STORED RECORDS:
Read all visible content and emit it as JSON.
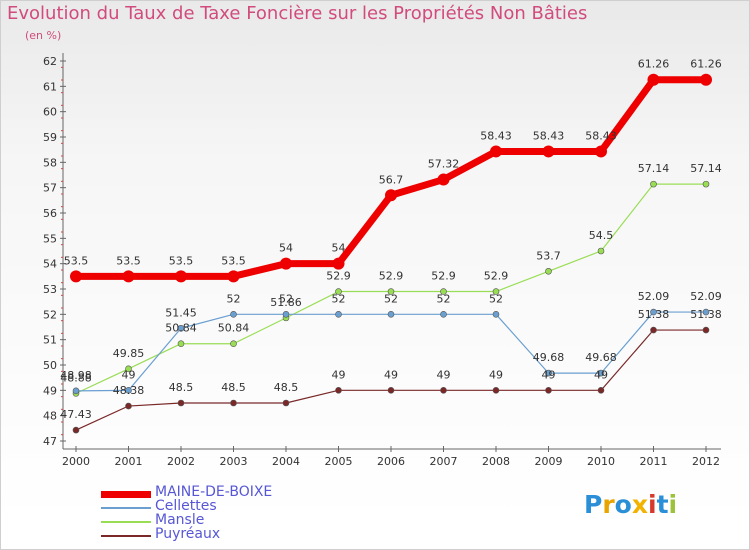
{
  "chart_data": {
    "type": "line",
    "title": "Evolution du Taux de Taxe Foncière sur les Propriétés Non Bâties",
    "ylabel": "(en %)",
    "xlabel": "",
    "x": [
      "2000",
      "2001",
      "2002",
      "2003",
      "2004",
      "2005",
      "2006",
      "2007",
      "2008",
      "2009",
      "2010",
      "2011",
      "2012"
    ],
    "ylim": [
      47,
      62
    ],
    "yticks": [
      47,
      48,
      49,
      50,
      51,
      52,
      53,
      54,
      55,
      56,
      57,
      58,
      59,
      60,
      61,
      62
    ],
    "grid": false,
    "legend_position": "bottom-left",
    "series": [
      {
        "name": "MAINE-DE-BOIXE",
        "color": "#ee0000",
        "values": [
          53.5,
          53.5,
          53.5,
          53.5,
          54,
          54,
          56.7,
          57.32,
          58.43,
          58.43,
          58.43,
          61.26,
          61.26
        ],
        "labels": [
          "53.5",
          "53.5",
          "53.5",
          "53.5",
          "54",
          "54",
          "56.7",
          "57.32",
          "58.43",
          "58.43",
          "58.43",
          "61.26",
          "61.26"
        ]
      },
      {
        "name": "Cellettes",
        "color": "#6a9fd0",
        "values": [
          48.98,
          49,
          51.45,
          52,
          52,
          52,
          52,
          52,
          52,
          49.68,
          49.68,
          52.09,
          52.09
        ],
        "labels": [
          "48.98",
          "49",
          "51.45",
          "52",
          "52",
          "52",
          "52",
          "52",
          "52",
          "49.68",
          "49.68",
          "52.09",
          "52.09"
        ]
      },
      {
        "name": "Mansle",
        "color": "#99dd55",
        "values": [
          48.88,
          49.85,
          50.84,
          50.84,
          51.86,
          52.9,
          52.9,
          52.9,
          52.9,
          53.7,
          54.5,
          57.14,
          57.14
        ],
        "labels": [
          "48.88",
          "49.85",
          "50.84",
          "50.84",
          "51.86",
          "52.9",
          "52.9",
          "52.9",
          "52.9",
          "53.7",
          "54.5",
          "57.14",
          "57.14"
        ]
      },
      {
        "name": "Puyréaux",
        "color": "#7a2828",
        "values": [
          47.43,
          48.38,
          48.5,
          48.5,
          48.5,
          49,
          49,
          49,
          49,
          49,
          49,
          51.38,
          51.38
        ],
        "labels": [
          "47.43",
          "48.38",
          "48.5",
          "48.5",
          "48.5",
          "49",
          "49",
          "49",
          "49",
          "49",
          "49",
          "51.38",
          "51.38"
        ]
      }
    ]
  },
  "branding": {
    "logo_letters": [
      {
        "ch": "P",
        "color": "#2a8fd6"
      },
      {
        "ch": "r",
        "color": "#e8a400"
      },
      {
        "ch": "o",
        "color": "#2a8fd6"
      },
      {
        "ch": "x",
        "color": "#f2b200"
      },
      {
        "ch": "i",
        "color": "#d63a2a"
      },
      {
        "ch": "t",
        "color": "#2a8fd6"
      },
      {
        "ch": "i",
        "color": "#9bc23a"
      }
    ]
  }
}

STATED GOAL:
Copy the records exactly. Skip the pictures.

SOLUTION TO THIS TASK:
Read all visible content and emit it as JSON.
{
  "chart_data": {
    "type": "line",
    "title": "Evolution du Taux de Taxe Foncière sur les Propriétés Non Bâties",
    "ylabel": "(en %)",
    "xlabel": "",
    "x": [
      "2000",
      "2001",
      "2002",
      "2003",
      "2004",
      "2005",
      "2006",
      "2007",
      "2008",
      "2009",
      "2010",
      "2011",
      "2012"
    ],
    "ylim": [
      47,
      62
    ],
    "yticks": [
      47,
      48,
      49,
      50,
      51,
      52,
      53,
      54,
      55,
      56,
      57,
      58,
      59,
      60,
      61,
      62
    ],
    "grid": false,
    "legend_position": "bottom-left",
    "series": [
      {
        "name": "MAINE-DE-BOIXE",
        "color": "#ee0000",
        "values": [
          53.5,
          53.5,
          53.5,
          53.5,
          54,
          54,
          56.7,
          57.32,
          58.43,
          58.43,
          58.43,
          61.26,
          61.26
        ],
        "labels": [
          "53.5",
          "53.5",
          "53.5",
          "53.5",
          "54",
          "54",
          "56.7",
          "57.32",
          "58.43",
          "58.43",
          "58.43",
          "61.26",
          "61.26"
        ]
      },
      {
        "name": "Cellettes",
        "color": "#6a9fd0",
        "values": [
          48.98,
          49,
          51.45,
          52,
          52,
          52,
          52,
          52,
          52,
          49.68,
          49.68,
          52.09,
          52.09
        ],
        "labels": [
          "48.98",
          "49",
          "51.45",
          "52",
          "52",
          "52",
          "52",
          "52",
          "52",
          "49.68",
          "49.68",
          "52.09",
          "52.09"
        ]
      },
      {
        "name": "Mansle",
        "color": "#99dd55",
        "values": [
          48.88,
          49.85,
          50.84,
          50.84,
          51.86,
          52.9,
          52.9,
          52.9,
          52.9,
          53.7,
          54.5,
          57.14,
          57.14
        ],
        "labels": [
          "48.88",
          "49.85",
          "50.84",
          "50.84",
          "51.86",
          "52.9",
          "52.9",
          "52.9",
          "52.9",
          "53.7",
          "54.5",
          "57.14",
          "57.14"
        ]
      },
      {
        "name": "Puyréaux",
        "color": "#7a2828",
        "values": [
          47.43,
          48.38,
          48.5,
          48.5,
          48.5,
          49,
          49,
          49,
          49,
          49,
          49,
          51.38,
          51.38
        ],
        "labels": [
          "47.43",
          "48.38",
          "48.5",
          "48.5",
          "48.5",
          "49",
          "49",
          "49",
          "49",
          "49",
          "49",
          "51.38",
          "51.38"
        ]
      }
    ]
  },
  "branding": {
    "logo_letters": [
      {
        "ch": "P",
        "color": "#2a8fd6"
      },
      {
        "ch": "r",
        "color": "#e8a400"
      },
      {
        "ch": "o",
        "color": "#2a8fd6"
      },
      {
        "ch": "x",
        "color": "#f2b200"
      },
      {
        "ch": "i",
        "color": "#d63a2a"
      },
      {
        "ch": "t",
        "color": "#2a8fd6"
      },
      {
        "ch": "i",
        "color": "#9bc23a"
      }
    ]
  }
}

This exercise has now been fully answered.